Repeat each entry word for word. Leave any images out of the copy.

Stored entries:
━━━━
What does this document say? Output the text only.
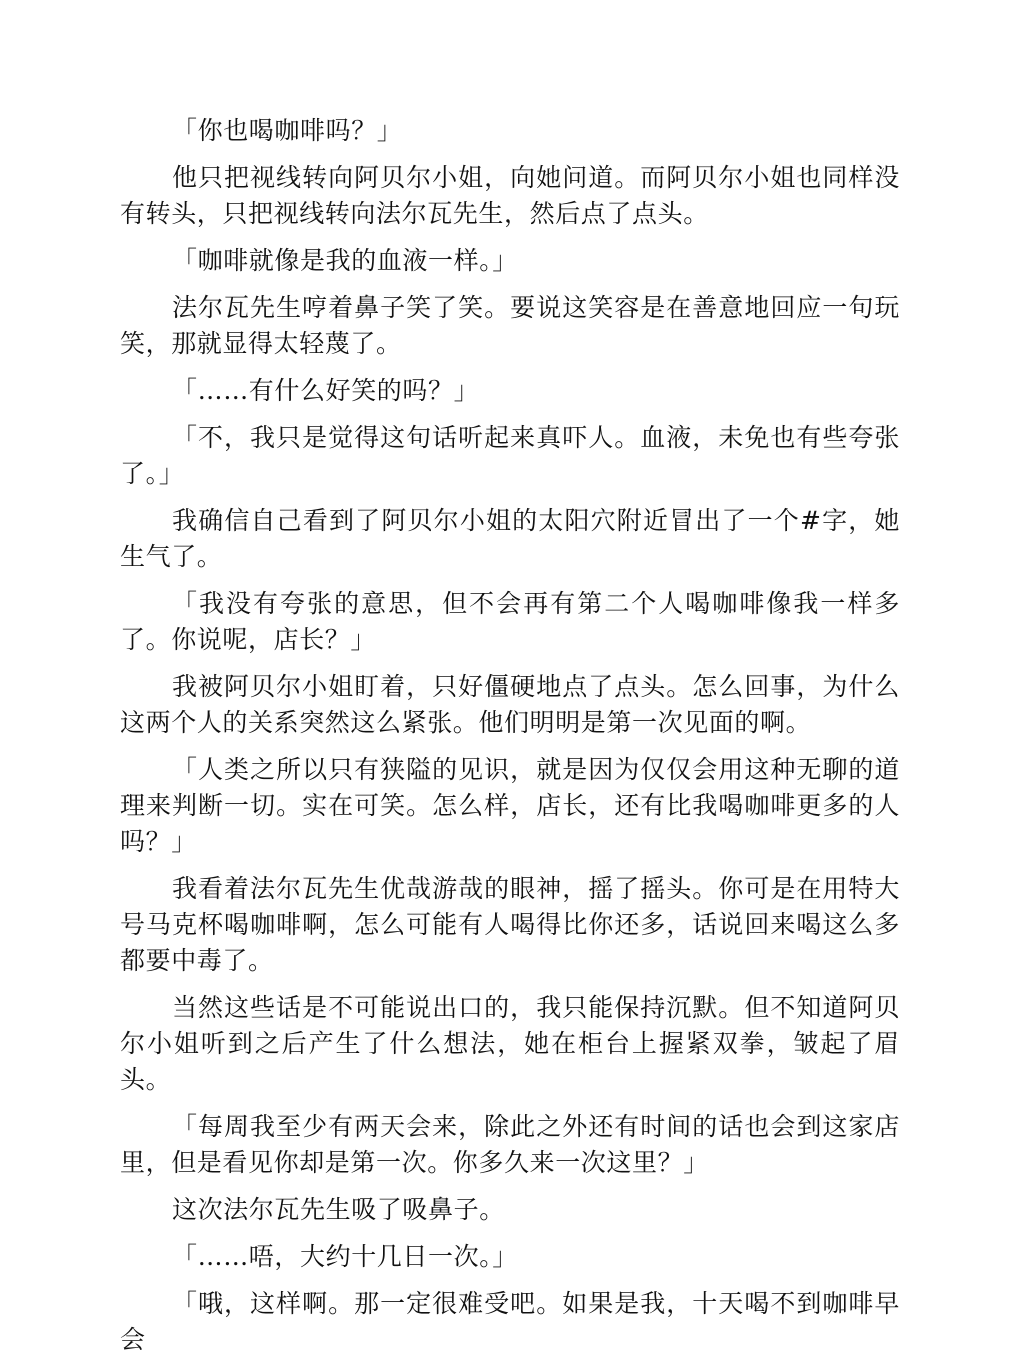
「你也喝咖啡吗？」

他只把视线转向阿贝尔小姐，向她问道。而阿贝尔小姐也同样没有转头，只把视线转向法尔瓦先生，然后点了点头。

「咖啡就像是我的血液一样。」

法尔瓦先生哼着鼻子笑了笑。要说这笑容是在善意地回应一句玩笑，那就显得太轻蔑了。

「……有什么好笑的吗？」

「不，我只是觉得这句话听起来真吓人。血液，未免也有些夸张了。」

我确信自己看到了阿贝尔小姐的太阳穴附近冒出了一个#字，她生气了。

「我没有夸张的意思，但不会再有第二个人喝咖啡像我一样多了。你说呢，店长？」

我被阿贝尔小姐盯着，只好僵硬地点了点头。怎么回事，为什么这两个人的关系突然这么紧张。他们明明是第一次见面的啊。

「人类之所以只有狭隘的见识，就是因为仅仅会用这种无聊的道理来判断一切。实在可笑。怎么样，店长，还有比我喝咖啡更多的人吗？」

我看着法尔瓦先生优哉游哉的眼神，摇了摇头。你可是在用特大号马克杯喝咖啡啊，怎么可能有人喝得比你还多，话说回来喝这么多都要中毒了。

当然这些话是不可能说出口的，我只能保持沉默。但不知道阿贝尔小姐听到之后产生了什么想法，她在柜台上握紧双拳，皱起了眉头。

「每周我至少有两天会来，除此之外还有时间的话也会到这家店里，但是看见你却是第一次。你多久来一次这里？」

这次法尔瓦先生吸了吸鼻子。

「……唔，大约十几日一次。」

「哦，这样啊。那一定很难受吧。如果是我，十天喝不到咖啡早会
━━━━
→ Solution for this task
What does this document say? Output the text only.
「你也喝咖啡吗？」

他只把视线转向阿贝尔小姐，向她问道。而阿贝尔小姐也同样没有转头，只把视线转向法尔瓦先生，然后点了点头。

「咖啡就像是我的血液一样。」

法尔瓦先生哼着鼻子笑了笑。要说这笑容是在善意地回应一句玩笑，那就显得太轻蔑了。

「……有什么好笑的吗？」

「不，我只是觉得这句话听起来真吓人。血液，未免也有些夸张了。」

我确信自己看到了阿贝尔小姐的太阳穴附近冒出了一个#字，她生气了。

「我没有夸张的意思，但不会再有第二个人喝咖啡像我一样多了。你说呢，店长？」

我被阿贝尔小姐盯着，只好僵硬地点了点头。怎么回事，为什么这两个人的关系突然这么紧张。他们明明是第一次见面的啊。

「人类之所以只有狭隘的见识，就是因为仅仅会用这种无聊的道理来判断一切。实在可笑。怎么样，店长，还有比我喝咖啡更多的人吗？」

我看着法尔瓦先生优哉游哉的眼神，摇了摇头。你可是在用特大号马克杯喝咖啡啊，怎么可能有人喝得比你还多，话说回来喝这么多都要中毒了。

当然这些话是不可能说出口的，我只能保持沉默。但不知道阿贝尔小姐听到之后产生了什么想法，她在柜台上握紧双拳，皱起了眉头。

「每周我至少有两天会来，除此之外还有时间的话也会到这家店里，但是看见你却是第一次。你多久来一次这里？」

这次法尔瓦先生吸了吸鼻子。

「……唔，大约十几日一次。」

「哦，这样啊。那一定很难受吧。如果是我，十天喝不到咖啡早会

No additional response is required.